### SUPPLIED RECORDS:
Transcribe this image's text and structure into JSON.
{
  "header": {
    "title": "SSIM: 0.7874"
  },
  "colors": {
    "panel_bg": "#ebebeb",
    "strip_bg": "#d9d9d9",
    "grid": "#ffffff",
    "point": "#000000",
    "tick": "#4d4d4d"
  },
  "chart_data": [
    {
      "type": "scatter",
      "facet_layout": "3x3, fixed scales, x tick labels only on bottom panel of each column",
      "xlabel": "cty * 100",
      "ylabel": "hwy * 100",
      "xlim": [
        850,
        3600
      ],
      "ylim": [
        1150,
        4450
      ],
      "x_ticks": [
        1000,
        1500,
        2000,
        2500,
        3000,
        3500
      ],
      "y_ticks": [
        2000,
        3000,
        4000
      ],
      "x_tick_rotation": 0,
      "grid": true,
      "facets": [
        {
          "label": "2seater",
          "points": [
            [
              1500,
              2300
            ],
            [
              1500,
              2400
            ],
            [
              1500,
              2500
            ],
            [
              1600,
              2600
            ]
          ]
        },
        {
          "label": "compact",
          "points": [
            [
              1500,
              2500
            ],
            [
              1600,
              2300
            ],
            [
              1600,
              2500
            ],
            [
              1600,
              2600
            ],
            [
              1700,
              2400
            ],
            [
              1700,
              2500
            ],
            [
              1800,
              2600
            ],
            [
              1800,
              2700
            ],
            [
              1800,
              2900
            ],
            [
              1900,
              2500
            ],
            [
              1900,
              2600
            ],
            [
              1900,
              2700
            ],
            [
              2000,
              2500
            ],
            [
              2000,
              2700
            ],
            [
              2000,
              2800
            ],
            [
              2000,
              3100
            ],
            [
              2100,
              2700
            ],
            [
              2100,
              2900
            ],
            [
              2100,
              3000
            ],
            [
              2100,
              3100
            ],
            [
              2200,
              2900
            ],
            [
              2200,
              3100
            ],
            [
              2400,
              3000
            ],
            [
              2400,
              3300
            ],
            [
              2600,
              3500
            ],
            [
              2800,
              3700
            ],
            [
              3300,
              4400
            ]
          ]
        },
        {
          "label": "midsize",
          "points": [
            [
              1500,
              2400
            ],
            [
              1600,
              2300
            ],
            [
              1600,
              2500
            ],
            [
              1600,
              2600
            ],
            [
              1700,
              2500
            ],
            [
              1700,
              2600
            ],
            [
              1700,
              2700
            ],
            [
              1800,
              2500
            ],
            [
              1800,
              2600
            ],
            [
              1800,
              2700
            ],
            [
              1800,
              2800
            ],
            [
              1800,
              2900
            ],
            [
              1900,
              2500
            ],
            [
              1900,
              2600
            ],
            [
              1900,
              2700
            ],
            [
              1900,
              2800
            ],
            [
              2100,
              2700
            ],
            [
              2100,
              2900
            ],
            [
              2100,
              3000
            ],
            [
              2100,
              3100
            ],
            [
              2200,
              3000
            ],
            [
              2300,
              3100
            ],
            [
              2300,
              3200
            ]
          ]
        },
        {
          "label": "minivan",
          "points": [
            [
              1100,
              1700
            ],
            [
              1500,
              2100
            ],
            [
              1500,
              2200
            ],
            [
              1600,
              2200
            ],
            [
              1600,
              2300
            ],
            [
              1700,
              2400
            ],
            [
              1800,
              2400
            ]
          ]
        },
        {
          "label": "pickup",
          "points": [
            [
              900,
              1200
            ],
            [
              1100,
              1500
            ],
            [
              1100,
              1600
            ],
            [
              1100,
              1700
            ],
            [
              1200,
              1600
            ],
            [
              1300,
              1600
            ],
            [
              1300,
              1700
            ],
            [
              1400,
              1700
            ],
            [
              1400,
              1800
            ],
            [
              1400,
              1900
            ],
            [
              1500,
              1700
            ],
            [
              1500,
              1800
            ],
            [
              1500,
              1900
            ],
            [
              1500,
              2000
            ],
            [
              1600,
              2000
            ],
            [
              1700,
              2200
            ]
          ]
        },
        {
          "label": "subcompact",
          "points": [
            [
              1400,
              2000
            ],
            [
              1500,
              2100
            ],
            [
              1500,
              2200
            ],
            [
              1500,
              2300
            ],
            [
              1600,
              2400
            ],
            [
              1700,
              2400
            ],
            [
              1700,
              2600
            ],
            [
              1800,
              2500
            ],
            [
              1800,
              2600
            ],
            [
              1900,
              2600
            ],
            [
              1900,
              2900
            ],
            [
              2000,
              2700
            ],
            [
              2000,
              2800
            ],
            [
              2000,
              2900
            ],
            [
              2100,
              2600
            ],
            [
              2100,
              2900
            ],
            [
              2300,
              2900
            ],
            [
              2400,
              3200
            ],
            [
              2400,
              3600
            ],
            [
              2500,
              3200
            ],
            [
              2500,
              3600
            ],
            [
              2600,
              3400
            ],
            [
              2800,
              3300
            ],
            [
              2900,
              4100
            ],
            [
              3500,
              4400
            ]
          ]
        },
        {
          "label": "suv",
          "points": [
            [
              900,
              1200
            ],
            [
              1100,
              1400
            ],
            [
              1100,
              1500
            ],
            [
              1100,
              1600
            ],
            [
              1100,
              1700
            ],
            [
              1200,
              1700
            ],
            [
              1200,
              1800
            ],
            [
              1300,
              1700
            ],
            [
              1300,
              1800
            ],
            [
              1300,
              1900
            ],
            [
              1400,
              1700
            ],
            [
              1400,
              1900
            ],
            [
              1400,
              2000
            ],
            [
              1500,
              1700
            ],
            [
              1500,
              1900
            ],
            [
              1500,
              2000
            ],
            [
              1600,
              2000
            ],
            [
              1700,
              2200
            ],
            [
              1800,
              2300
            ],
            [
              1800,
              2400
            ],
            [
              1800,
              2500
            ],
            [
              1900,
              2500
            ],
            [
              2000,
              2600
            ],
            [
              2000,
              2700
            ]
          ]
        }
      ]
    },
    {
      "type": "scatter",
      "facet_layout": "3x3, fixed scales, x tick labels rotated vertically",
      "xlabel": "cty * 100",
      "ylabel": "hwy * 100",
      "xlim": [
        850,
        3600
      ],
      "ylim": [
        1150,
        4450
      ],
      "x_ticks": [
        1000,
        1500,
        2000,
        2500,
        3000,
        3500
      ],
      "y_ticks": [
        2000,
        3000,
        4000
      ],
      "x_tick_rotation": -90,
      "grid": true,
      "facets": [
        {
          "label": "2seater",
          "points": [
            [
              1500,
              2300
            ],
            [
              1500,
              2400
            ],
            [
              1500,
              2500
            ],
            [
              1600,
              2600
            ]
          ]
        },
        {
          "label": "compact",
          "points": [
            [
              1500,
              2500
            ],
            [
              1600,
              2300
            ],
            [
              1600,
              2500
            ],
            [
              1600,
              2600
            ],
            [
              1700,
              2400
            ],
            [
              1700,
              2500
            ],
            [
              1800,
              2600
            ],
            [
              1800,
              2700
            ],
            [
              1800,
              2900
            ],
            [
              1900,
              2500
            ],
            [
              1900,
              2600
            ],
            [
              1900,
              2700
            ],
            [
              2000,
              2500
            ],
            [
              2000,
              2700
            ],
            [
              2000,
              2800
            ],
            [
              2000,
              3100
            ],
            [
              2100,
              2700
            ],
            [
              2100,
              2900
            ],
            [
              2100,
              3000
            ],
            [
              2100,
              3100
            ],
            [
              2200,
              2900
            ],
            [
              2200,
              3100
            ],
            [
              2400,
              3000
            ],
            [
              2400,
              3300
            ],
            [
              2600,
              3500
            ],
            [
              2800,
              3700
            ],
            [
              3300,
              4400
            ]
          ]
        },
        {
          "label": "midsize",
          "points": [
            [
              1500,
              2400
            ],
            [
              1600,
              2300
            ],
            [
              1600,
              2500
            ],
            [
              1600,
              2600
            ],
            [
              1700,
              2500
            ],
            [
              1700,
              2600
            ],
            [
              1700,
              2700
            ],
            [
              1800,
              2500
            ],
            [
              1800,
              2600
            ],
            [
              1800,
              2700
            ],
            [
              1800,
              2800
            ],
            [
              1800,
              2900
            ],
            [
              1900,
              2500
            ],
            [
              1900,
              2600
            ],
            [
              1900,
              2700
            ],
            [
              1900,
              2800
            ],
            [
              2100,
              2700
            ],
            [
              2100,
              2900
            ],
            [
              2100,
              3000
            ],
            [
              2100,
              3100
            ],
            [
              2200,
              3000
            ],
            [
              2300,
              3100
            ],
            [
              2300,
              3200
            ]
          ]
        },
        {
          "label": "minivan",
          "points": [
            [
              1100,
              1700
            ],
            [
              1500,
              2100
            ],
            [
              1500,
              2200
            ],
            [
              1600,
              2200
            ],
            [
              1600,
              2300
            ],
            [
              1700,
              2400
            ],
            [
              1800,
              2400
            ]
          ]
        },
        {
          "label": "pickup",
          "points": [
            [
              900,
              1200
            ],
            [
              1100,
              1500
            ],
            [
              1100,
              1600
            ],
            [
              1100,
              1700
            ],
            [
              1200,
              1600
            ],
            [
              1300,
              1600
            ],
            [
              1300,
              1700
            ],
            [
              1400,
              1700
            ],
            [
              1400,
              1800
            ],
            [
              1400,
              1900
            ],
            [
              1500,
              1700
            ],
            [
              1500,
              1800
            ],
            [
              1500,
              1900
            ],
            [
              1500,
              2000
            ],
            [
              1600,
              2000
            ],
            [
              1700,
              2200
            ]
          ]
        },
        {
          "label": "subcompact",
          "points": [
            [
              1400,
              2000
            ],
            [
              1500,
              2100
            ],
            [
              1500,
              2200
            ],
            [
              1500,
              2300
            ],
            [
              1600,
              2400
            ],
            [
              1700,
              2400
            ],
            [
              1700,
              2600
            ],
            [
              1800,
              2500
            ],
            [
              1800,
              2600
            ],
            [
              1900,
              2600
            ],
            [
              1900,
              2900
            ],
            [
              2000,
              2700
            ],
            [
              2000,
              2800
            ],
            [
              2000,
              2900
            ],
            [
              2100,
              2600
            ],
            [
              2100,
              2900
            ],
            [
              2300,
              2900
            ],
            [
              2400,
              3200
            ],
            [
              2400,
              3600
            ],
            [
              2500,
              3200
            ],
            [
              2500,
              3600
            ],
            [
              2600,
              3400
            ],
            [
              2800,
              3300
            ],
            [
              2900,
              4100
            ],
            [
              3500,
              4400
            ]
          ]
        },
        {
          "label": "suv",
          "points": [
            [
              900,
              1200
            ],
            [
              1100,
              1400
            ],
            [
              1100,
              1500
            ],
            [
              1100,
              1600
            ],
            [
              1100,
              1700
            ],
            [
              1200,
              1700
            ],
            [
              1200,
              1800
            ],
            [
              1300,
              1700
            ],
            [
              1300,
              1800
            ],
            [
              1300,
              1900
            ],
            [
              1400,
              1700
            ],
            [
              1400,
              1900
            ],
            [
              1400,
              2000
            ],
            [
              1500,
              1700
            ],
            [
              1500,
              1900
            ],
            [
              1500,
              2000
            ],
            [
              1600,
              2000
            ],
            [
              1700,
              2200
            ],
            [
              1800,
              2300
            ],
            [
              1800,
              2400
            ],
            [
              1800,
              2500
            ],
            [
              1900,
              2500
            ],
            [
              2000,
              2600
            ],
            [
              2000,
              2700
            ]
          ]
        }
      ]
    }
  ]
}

### WRITTEN EXERCISE:
Pick out every line with the string "labels" and copy it.

### WRITTEN SOLUTION:
      "facet_layout": "3x3, fixed scales, x tick labels only on bottom panel of each column",
      "facet_layout": "3x3, fixed scales, x tick labels rotated vertically",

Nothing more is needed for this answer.